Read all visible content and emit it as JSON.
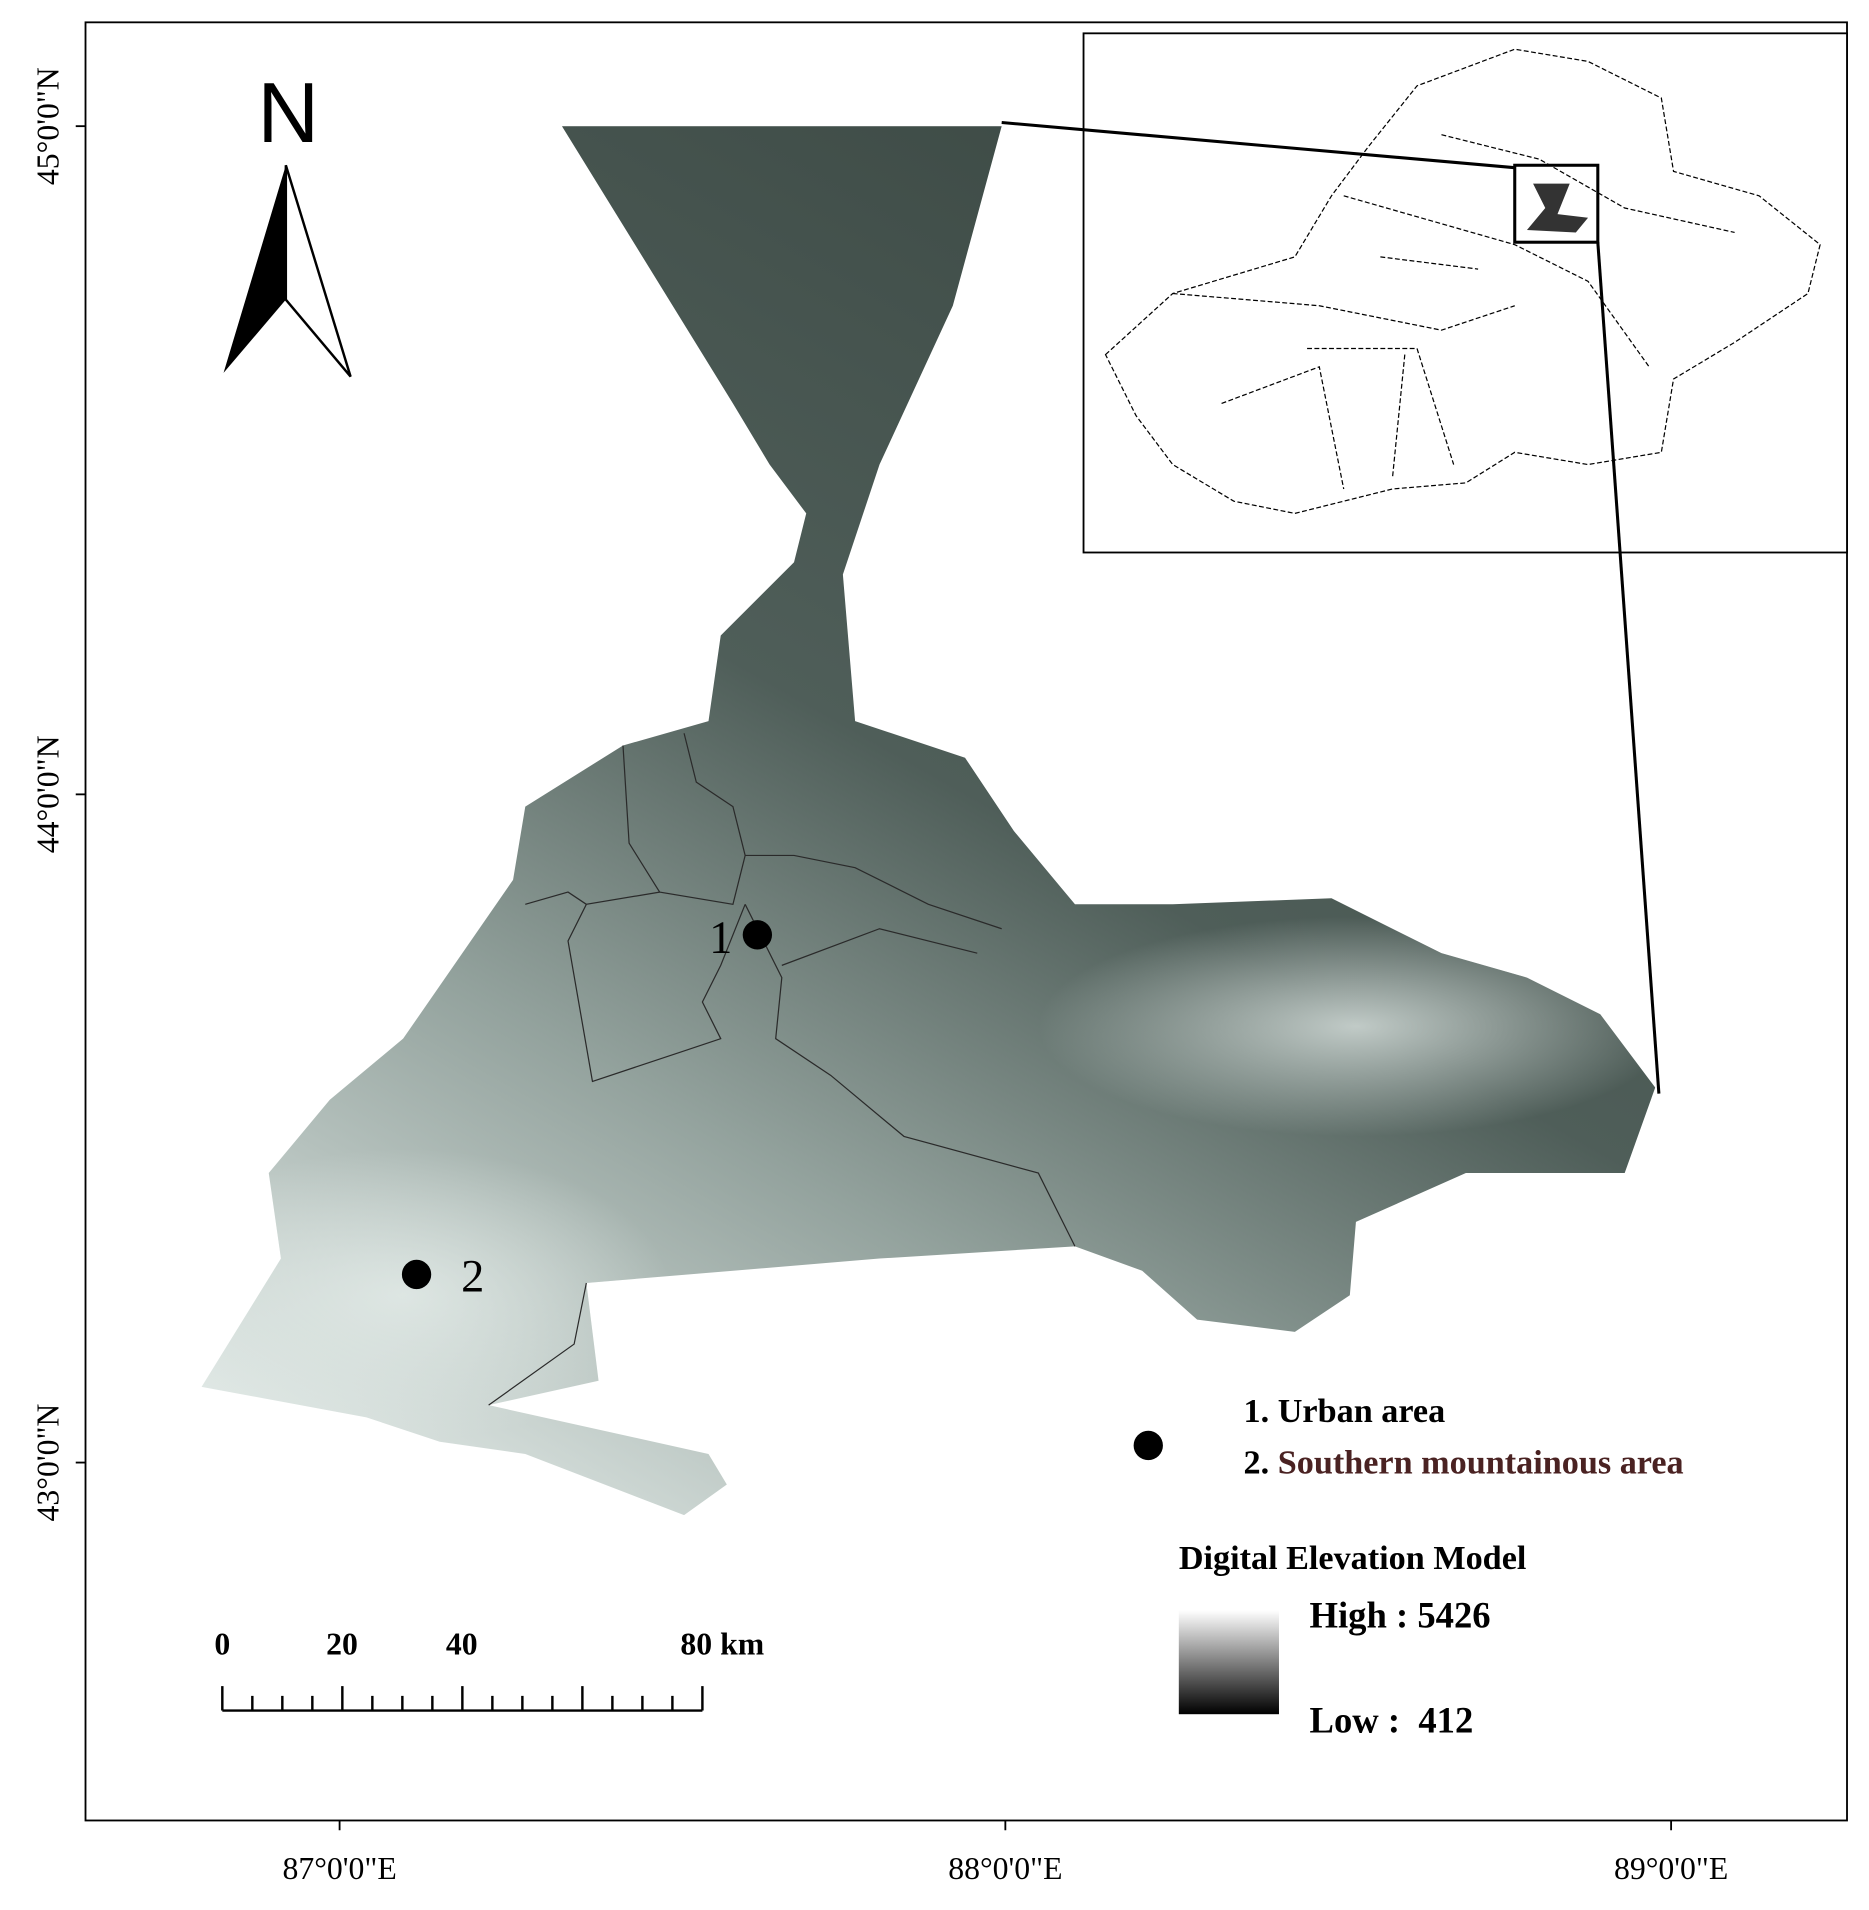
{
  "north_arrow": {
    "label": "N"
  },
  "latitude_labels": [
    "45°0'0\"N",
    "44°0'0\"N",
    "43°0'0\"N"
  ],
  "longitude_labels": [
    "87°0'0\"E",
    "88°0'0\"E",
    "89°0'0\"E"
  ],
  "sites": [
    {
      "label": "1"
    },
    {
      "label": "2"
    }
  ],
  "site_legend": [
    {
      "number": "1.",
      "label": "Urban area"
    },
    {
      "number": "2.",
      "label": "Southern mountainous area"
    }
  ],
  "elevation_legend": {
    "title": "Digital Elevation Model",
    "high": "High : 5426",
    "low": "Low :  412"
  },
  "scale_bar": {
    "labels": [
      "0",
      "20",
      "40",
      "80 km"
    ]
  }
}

* **EXERCISE DETAILS**:
Leave out the pictures and transcribe everything else exactly.

* **SOLUTION TO THIS TASK**:
Read all visible content and emit it as JSON.
{
  "north_arrow": {
    "label": "N"
  },
  "latitude_labels": [
    "45°0'0\"N",
    "44°0'0\"N",
    "43°0'0\"N"
  ],
  "longitude_labels": [
    "87°0'0\"E",
    "88°0'0\"E",
    "89°0'0\"E"
  ],
  "sites": [
    {
      "label": "1"
    },
    {
      "label": "2"
    }
  ],
  "site_legend": [
    {
      "number": "1.",
      "label": "Urban area"
    },
    {
      "number": "2.",
      "label": "Southern mountainous area"
    }
  ],
  "elevation_legend": {
    "title": "Digital Elevation Model",
    "high": "High : 5426",
    "low": "Low :  412"
  },
  "scale_bar": {
    "labels": [
      "0",
      "20",
      "40",
      "80 km"
    ]
  }
}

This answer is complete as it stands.